* _Task details_
Transcribe every line, keeping it exact.

* _Data extracted from a collection_
------------------------------
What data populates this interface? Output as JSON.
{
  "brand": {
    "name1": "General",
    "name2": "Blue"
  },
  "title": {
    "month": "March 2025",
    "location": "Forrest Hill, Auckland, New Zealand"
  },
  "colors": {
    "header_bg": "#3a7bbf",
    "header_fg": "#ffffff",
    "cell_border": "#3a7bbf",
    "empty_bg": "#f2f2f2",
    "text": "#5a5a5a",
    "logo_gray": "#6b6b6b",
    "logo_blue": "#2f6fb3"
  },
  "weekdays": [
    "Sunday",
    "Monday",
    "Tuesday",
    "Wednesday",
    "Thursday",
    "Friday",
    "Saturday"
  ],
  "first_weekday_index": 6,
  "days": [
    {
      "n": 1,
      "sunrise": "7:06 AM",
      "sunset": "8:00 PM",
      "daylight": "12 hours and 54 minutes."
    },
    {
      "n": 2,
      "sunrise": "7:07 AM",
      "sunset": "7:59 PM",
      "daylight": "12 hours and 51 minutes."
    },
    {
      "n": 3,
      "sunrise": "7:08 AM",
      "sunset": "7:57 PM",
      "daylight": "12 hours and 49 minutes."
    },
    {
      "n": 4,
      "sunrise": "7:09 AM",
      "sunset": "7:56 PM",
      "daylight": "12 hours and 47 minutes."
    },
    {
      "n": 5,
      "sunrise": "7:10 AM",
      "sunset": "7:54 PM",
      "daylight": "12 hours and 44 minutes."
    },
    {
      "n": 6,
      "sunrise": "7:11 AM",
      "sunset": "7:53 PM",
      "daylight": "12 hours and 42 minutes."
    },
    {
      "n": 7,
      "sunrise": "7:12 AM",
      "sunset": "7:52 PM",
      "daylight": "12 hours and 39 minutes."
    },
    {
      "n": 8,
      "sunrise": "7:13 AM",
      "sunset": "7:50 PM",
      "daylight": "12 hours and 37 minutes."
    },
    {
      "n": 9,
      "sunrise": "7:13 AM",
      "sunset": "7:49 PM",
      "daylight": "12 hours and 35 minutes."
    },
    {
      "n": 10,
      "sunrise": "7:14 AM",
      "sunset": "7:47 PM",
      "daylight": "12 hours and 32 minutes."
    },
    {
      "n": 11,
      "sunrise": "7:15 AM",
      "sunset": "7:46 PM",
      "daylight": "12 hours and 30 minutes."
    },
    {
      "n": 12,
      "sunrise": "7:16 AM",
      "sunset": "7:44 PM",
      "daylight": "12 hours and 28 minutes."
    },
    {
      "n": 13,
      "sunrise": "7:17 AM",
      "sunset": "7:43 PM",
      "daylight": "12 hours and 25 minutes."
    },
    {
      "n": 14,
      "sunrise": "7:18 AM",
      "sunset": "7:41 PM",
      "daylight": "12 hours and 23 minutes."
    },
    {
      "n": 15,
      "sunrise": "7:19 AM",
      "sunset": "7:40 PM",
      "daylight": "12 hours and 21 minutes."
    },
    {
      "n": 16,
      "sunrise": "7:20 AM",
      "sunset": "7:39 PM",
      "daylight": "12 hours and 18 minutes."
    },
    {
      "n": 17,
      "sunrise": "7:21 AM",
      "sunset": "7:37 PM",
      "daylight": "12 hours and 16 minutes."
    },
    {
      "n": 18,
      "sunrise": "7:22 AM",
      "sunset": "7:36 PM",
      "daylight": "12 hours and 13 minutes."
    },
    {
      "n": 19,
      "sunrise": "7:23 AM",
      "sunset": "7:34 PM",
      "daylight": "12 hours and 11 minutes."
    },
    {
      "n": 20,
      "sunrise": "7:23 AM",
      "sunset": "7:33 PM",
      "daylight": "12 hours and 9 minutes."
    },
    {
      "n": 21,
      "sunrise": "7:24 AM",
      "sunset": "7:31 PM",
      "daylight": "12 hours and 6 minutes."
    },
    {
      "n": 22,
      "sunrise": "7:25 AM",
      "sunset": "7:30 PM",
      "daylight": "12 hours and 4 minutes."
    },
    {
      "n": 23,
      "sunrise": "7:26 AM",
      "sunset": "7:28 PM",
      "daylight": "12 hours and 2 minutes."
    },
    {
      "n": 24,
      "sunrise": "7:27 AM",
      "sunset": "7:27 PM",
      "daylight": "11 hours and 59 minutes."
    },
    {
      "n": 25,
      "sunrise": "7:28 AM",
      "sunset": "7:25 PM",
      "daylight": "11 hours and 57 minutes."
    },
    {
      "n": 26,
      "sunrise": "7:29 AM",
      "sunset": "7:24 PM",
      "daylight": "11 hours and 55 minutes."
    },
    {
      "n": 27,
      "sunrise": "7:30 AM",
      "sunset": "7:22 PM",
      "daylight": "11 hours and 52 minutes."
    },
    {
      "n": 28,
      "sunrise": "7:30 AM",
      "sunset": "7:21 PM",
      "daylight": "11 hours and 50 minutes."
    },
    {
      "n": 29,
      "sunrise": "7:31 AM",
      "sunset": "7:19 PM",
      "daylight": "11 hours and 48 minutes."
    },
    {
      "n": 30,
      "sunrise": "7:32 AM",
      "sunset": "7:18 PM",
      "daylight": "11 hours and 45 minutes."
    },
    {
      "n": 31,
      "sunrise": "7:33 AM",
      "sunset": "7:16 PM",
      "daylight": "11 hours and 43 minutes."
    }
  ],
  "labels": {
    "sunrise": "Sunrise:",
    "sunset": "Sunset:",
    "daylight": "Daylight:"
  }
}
------------------------------
* _The output_
What data populates this interface? Output as JSON.
{
  "brand": {
    "name1": "General",
    "name2": "Blue"
  },
  "title": {
    "month": "March 2025",
    "location": "Forrest Hill, Auckland, New Zealand"
  },
  "colors": {
    "header_bg": "#3a7bbf",
    "header_fg": "#ffffff",
    "cell_border": "#3a7bbf",
    "empty_bg": "#f2f2f2",
    "text": "#5a5a5a",
    "logo_gray": "#6b6b6b",
    "logo_blue": "#2f6fb3"
  },
  "weekdays": [
    "Sunday",
    "Monday",
    "Tuesday",
    "Wednesday",
    "Thursday",
    "Friday",
    "Saturday"
  ],
  "first_weekday_index": 6,
  "days": [
    {
      "n": 1,
      "sunrise": "7:06 AM",
      "sunset": "8:00 PM",
      "daylight": "12 hours and 54 minutes."
    },
    {
      "n": 2,
      "sunrise": "7:07 AM",
      "sunset": "7:59 PM",
      "daylight": "12 hours and 51 minutes."
    },
    {
      "n": 3,
      "sunrise": "7:08 AM",
      "sunset": "7:57 PM",
      "daylight": "12 hours and 49 minutes."
    },
    {
      "n": 4,
      "sunrise": "7:09 AM",
      "sunset": "7:56 PM",
      "daylight": "12 hours and 47 minutes."
    },
    {
      "n": 5,
      "sunrise": "7:10 AM",
      "sunset": "7:54 PM",
      "daylight": "12 hours and 44 minutes."
    },
    {
      "n": 6,
      "sunrise": "7:11 AM",
      "sunset": "7:53 PM",
      "daylight": "12 hours and 42 minutes."
    },
    {
      "n": 7,
      "sunrise": "7:12 AM",
      "sunset": "7:52 PM",
      "daylight": "12 hours and 39 minutes."
    },
    {
      "n": 8,
      "sunrise": "7:13 AM",
      "sunset": "7:50 PM",
      "daylight": "12 hours and 37 minutes."
    },
    {
      "n": 9,
      "sunrise": "7:13 AM",
      "sunset": "7:49 PM",
      "daylight": "12 hours and 35 minutes."
    },
    {
      "n": 10,
      "sunrise": "7:14 AM",
      "sunset": "7:47 PM",
      "daylight": "12 hours and 32 minutes."
    },
    {
      "n": 11,
      "sunrise": "7:15 AM",
      "sunset": "7:46 PM",
      "daylight": "12 hours and 30 minutes."
    },
    {
      "n": 12,
      "sunrise": "7:16 AM",
      "sunset": "7:44 PM",
      "daylight": "12 hours and 28 minutes."
    },
    {
      "n": 13,
      "sunrise": "7:17 AM",
      "sunset": "7:43 PM",
      "daylight": "12 hours and 25 minutes."
    },
    {
      "n": 14,
      "sunrise": "7:18 AM",
      "sunset": "7:41 PM",
      "daylight": "12 hours and 23 minutes."
    },
    {
      "n": 15,
      "sunrise": "7:19 AM",
      "sunset": "7:40 PM",
      "daylight": "12 hours and 21 minutes."
    },
    {
      "n": 16,
      "sunrise": "7:20 AM",
      "sunset": "7:39 PM",
      "daylight": "12 hours and 18 minutes."
    },
    {
      "n": 17,
      "sunrise": "7:21 AM",
      "sunset": "7:37 PM",
      "daylight": "12 hours and 16 minutes."
    },
    {
      "n": 18,
      "sunrise": "7:22 AM",
      "sunset": "7:36 PM",
      "daylight": "12 hours and 13 minutes."
    },
    {
      "n": 19,
      "sunrise": "7:23 AM",
      "sunset": "7:34 PM",
      "daylight": "12 hours and 11 minutes."
    },
    {
      "n": 20,
      "sunrise": "7:23 AM",
      "sunset": "7:33 PM",
      "daylight": "12 hours and 9 minutes."
    },
    {
      "n": 21,
      "sunrise": "7:24 AM",
      "sunset": "7:31 PM",
      "daylight": "12 hours and 6 minutes."
    },
    {
      "n": 22,
      "sunrise": "7:25 AM",
      "sunset": "7:30 PM",
      "daylight": "12 hours and 4 minutes."
    },
    {
      "n": 23,
      "sunrise": "7:26 AM",
      "sunset": "7:28 PM",
      "daylight": "12 hours and 2 minutes."
    },
    {
      "n": 24,
      "sunrise": "7:27 AM",
      "sunset": "7:27 PM",
      "daylight": "11 hours and 59 minutes."
    },
    {
      "n": 25,
      "sunrise": "7:28 AM",
      "sunset": "7:25 PM",
      "daylight": "11 hours and 57 minutes."
    },
    {
      "n": 26,
      "sunrise": "7:29 AM",
      "sunset": "7:24 PM",
      "daylight": "11 hours and 55 minutes."
    },
    {
      "n": 27,
      "sunrise": "7:30 AM",
      "sunset": "7:22 PM",
      "daylight": "11 hours and 52 minutes."
    },
    {
      "n": 28,
      "sunrise": "7:30 AM",
      "sunset": "7:21 PM",
      "daylight": "11 hours and 50 minutes."
    },
    {
      "n": 29,
      "sunrise": "7:31 AM",
      "sunset": "7:19 PM",
      "daylight": "11 hours and 48 minutes."
    },
    {
      "n": 30,
      "sunrise": "7:32 AM",
      "sunset": "7:18 PM",
      "daylight": "11 hours and 45 minutes."
    },
    {
      "n": 31,
      "sunrise": "7:33 AM",
      "sunset": "7:16 PM",
      "daylight": "11 hours and 43 minutes."
    }
  ],
  "labels": {
    "sunrise": "Sunrise:",
    "sunset": "Sunset:",
    "daylight": "Daylight:"
  }
}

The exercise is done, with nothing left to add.